• _EXERCISE INPUT_:

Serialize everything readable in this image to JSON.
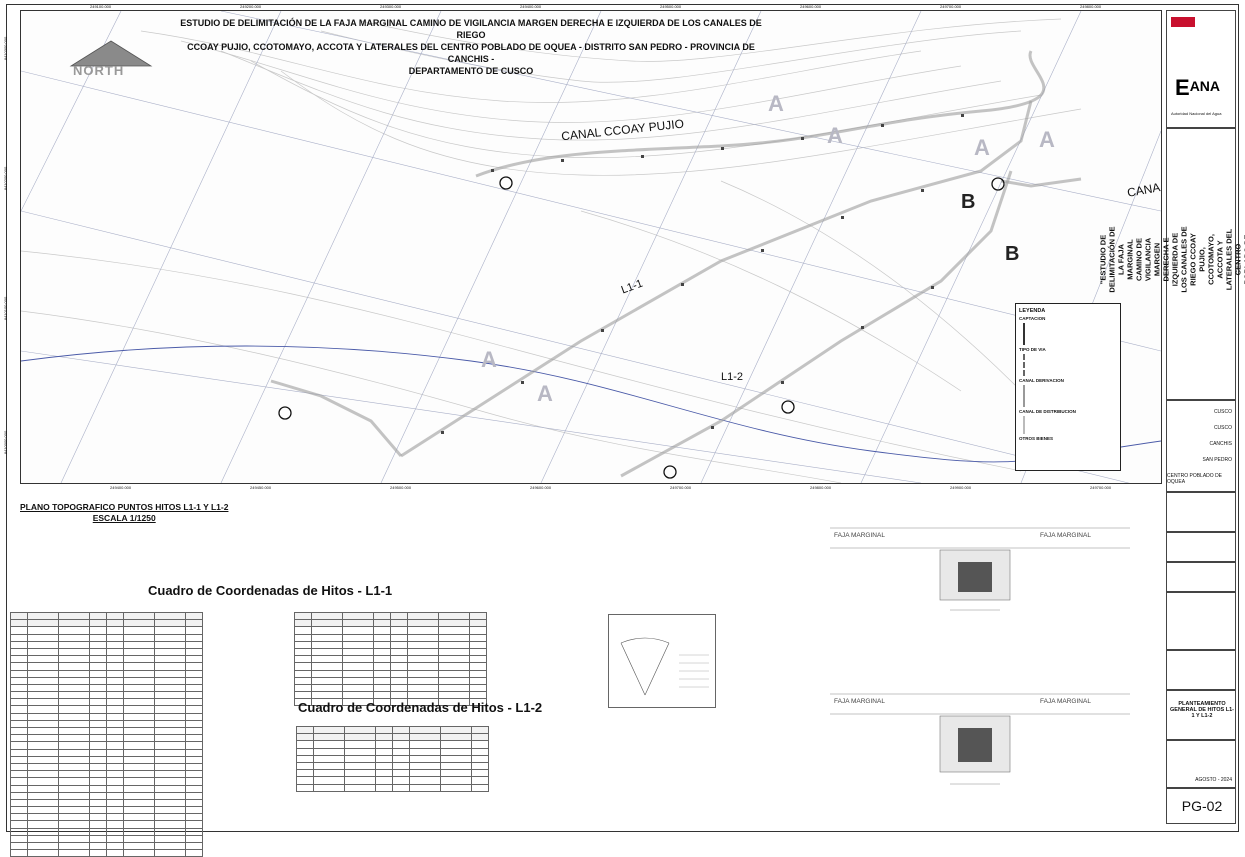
{
  "map": {
    "title": "ESTUDIO DE DELIMITACIÓN DE LA FAJA MARGINAL CAMINO DE VIGILANCIA MARGEN DERECHA E IZQUIERDA DE LOS CANALES DE RIEGO\nCCOAY PUJIO, CCOTOMAYO, ACCOTA Y LATERALES DEL CENTRO POBLADO DE OQUEA - DISTRITO SAN PEDRO - PROVINCIA DE CANCHIS -\nDEPARTAMENTO DE CUSCO",
    "north_label": "NORTH",
    "canal_label": "CANAL CCOAY PUJIO",
    "canal_label_right": "CANA",
    "line_l1_1": "L1-1",
    "line_l1_2": "L1-2",
    "zone_a": "A",
    "zone_b": "B",
    "x_ticks": [
      "249100.000",
      "249200.000",
      "249300.000",
      "249400.000",
      "249500.000",
      "249600.000",
      "249700.000",
      "249800.000",
      "249900.000"
    ],
    "x_ticks_bottom": [
      "249400.000",
      "249450.000",
      "249500.000",
      "249600.000",
      "249700.000",
      "249800.000",
      "249900.000",
      "249700.000"
    ],
    "y_ticks": [
      "8410300.000",
      "8410200.000",
      "8410100.000",
      "8410000.000",
      "8409900.000"
    ],
    "legend": {
      "title": "LEYENDA",
      "captacion": "CAPTACION",
      "tipo_via": "TIPO DE VIA",
      "canal_derivacion": "CANAL DERIVACION",
      "canal_distribucion": "CANAL DE DISTRIBUCION",
      "otros_bienes": "OTROS BIENES"
    }
  },
  "plano": {
    "title": "PLANO TOPOGRAFICO PUNTOS HITOS L1-1 Y L1-2",
    "scale": "ESCALA 1/1250"
  },
  "table1": {
    "title": "Cuadro de Coordenadas de Hitos - L1-1"
  },
  "table2": {
    "title": "Cuadro de Coordenadas de Hitos - L1-2"
  },
  "sections": {
    "faja_left": "FAJA MARGINAL",
    "faja_right": "FAJA MARGINAL"
  },
  "sidebar": {
    "agency": "ANA",
    "agency_sub": "Autoridad Nacional del Agua",
    "project_title": "\"ESTUDIO DE DELIMITACIÓN DE LA FAJA MARGINAL CAMINO DE VIGILANCIA MARGEN DERECHA E IZQUIERDA DE LOS CANALES DE RIEGO CCOAY PUJIO, CCOTOMAYO, ACCOTA Y LATERALES DEL CENTRO POBLADO DE OQUEA - DISTRITO SAN PEDRO - PROVINCIA DE CANCHIS - DEPARTAMENTO DE CUSCO\"",
    "region": "CUSCO",
    "departamento": "CUSCO",
    "provincia": "CANCHIS",
    "distrito": "SAN PEDRO",
    "centro": "CENTRO POBLADO DE OQUEA",
    "lamina_title": "PLANTEAMIENTO GENERAL DE HITOS L1-1 Y L1-2",
    "fecha": "AGOSTO - 2024",
    "sheet": "PG-02"
  }
}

• _THE PROBLEM_:
State the number of lines in the preceding entries that include the word "RIEGO". Provide nothing else.

• _CORRECT RESULT_:
2